■ **Objective**: Count the lines in the records below that contain the word "hero", and give only that number.

■ **Records shown**:
## begin

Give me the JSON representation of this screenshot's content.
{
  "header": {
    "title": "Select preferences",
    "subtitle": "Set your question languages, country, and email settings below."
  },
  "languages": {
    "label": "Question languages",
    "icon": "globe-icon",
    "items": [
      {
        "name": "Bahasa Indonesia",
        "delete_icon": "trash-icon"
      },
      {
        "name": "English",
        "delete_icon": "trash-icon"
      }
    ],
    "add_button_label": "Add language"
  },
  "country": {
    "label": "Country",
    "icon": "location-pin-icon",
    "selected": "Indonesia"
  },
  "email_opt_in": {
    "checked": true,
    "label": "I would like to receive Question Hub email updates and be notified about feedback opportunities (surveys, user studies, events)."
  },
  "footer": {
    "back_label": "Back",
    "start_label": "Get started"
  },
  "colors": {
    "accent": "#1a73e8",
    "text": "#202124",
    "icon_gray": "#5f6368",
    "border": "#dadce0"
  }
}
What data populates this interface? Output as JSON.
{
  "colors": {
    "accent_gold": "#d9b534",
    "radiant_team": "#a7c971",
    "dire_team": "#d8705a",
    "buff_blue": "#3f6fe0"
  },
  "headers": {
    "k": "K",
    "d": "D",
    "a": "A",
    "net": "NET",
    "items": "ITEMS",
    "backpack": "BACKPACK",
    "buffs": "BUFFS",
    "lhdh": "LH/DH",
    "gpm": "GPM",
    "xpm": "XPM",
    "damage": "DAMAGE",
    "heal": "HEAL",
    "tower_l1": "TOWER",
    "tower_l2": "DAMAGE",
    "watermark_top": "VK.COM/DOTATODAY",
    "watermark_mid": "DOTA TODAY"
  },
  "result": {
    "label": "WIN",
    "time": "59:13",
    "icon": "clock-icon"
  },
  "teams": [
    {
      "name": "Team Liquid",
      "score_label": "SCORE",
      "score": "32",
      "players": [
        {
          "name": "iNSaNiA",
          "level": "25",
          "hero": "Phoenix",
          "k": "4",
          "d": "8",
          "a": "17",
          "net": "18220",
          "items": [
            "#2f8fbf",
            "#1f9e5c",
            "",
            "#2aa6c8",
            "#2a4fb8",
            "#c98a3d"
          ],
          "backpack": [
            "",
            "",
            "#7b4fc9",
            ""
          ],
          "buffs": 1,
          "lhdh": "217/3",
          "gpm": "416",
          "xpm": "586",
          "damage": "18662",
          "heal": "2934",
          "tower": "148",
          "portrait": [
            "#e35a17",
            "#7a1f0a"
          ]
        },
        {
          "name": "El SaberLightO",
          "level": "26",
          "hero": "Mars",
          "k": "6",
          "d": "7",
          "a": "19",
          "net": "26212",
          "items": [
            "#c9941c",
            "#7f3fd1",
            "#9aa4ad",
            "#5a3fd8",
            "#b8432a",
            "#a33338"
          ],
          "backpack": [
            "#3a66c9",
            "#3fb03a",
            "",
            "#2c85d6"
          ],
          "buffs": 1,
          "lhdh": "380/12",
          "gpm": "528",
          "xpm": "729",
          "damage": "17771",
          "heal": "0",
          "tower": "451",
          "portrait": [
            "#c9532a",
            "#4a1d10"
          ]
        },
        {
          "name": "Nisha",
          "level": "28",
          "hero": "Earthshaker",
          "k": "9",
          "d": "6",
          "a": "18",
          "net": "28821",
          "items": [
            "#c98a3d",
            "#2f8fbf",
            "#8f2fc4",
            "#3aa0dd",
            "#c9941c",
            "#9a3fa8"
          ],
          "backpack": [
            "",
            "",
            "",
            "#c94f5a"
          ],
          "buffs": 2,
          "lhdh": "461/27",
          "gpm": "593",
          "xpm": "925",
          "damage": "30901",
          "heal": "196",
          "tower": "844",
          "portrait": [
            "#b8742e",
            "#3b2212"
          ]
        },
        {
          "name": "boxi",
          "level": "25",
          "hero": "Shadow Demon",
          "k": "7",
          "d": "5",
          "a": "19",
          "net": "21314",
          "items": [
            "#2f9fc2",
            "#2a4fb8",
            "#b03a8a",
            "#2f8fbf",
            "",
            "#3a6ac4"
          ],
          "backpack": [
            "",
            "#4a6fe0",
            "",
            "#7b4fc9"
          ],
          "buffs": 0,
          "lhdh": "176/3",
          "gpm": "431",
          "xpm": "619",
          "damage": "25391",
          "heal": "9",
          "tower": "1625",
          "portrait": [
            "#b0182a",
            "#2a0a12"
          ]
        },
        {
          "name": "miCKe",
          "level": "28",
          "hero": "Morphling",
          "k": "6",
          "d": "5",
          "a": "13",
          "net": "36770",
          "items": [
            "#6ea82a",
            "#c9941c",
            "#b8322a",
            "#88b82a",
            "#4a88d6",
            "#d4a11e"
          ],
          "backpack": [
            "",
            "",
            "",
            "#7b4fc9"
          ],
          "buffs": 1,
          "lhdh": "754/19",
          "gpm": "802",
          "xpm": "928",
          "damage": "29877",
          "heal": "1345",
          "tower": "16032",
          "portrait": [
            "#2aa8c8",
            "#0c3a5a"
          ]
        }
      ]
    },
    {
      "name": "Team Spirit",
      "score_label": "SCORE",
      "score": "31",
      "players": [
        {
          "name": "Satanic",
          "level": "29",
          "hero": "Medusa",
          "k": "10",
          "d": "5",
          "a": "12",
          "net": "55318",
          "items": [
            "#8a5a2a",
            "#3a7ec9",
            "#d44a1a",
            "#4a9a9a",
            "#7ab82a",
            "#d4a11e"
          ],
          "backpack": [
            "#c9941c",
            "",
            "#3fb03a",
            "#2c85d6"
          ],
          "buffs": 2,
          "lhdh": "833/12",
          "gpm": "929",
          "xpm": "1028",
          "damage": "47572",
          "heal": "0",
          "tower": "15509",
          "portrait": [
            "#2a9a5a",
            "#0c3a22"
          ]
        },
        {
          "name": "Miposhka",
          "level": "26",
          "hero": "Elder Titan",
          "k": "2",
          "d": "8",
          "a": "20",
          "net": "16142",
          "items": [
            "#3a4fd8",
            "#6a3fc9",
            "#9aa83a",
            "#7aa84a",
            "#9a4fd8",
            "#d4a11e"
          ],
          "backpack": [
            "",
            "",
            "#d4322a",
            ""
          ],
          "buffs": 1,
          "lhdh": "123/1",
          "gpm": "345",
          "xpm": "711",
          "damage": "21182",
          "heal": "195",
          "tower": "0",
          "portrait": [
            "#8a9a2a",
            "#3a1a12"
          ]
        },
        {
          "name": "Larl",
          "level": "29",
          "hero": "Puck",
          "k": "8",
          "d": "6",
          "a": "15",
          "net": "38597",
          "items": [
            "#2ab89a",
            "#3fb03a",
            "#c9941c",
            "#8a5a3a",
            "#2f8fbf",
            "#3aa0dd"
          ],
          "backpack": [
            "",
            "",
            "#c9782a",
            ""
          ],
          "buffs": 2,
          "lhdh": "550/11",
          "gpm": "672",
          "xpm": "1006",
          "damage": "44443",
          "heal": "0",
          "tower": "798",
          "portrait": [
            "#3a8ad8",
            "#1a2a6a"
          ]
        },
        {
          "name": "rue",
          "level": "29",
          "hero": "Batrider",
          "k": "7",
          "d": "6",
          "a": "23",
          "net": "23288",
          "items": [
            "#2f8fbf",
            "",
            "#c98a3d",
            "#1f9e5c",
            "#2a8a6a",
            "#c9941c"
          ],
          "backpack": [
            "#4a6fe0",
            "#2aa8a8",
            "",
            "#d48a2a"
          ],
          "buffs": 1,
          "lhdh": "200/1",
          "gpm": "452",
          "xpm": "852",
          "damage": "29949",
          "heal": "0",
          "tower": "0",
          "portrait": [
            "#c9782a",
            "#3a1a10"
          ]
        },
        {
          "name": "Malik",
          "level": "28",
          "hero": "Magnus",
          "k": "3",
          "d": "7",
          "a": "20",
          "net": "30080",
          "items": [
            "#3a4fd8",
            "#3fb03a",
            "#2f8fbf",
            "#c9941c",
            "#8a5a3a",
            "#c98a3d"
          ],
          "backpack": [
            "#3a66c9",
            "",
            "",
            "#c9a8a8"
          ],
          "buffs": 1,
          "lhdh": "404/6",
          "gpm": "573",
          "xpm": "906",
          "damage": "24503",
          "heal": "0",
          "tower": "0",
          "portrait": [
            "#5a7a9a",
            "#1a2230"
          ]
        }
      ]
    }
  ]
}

## end

■ **Task solution**: 10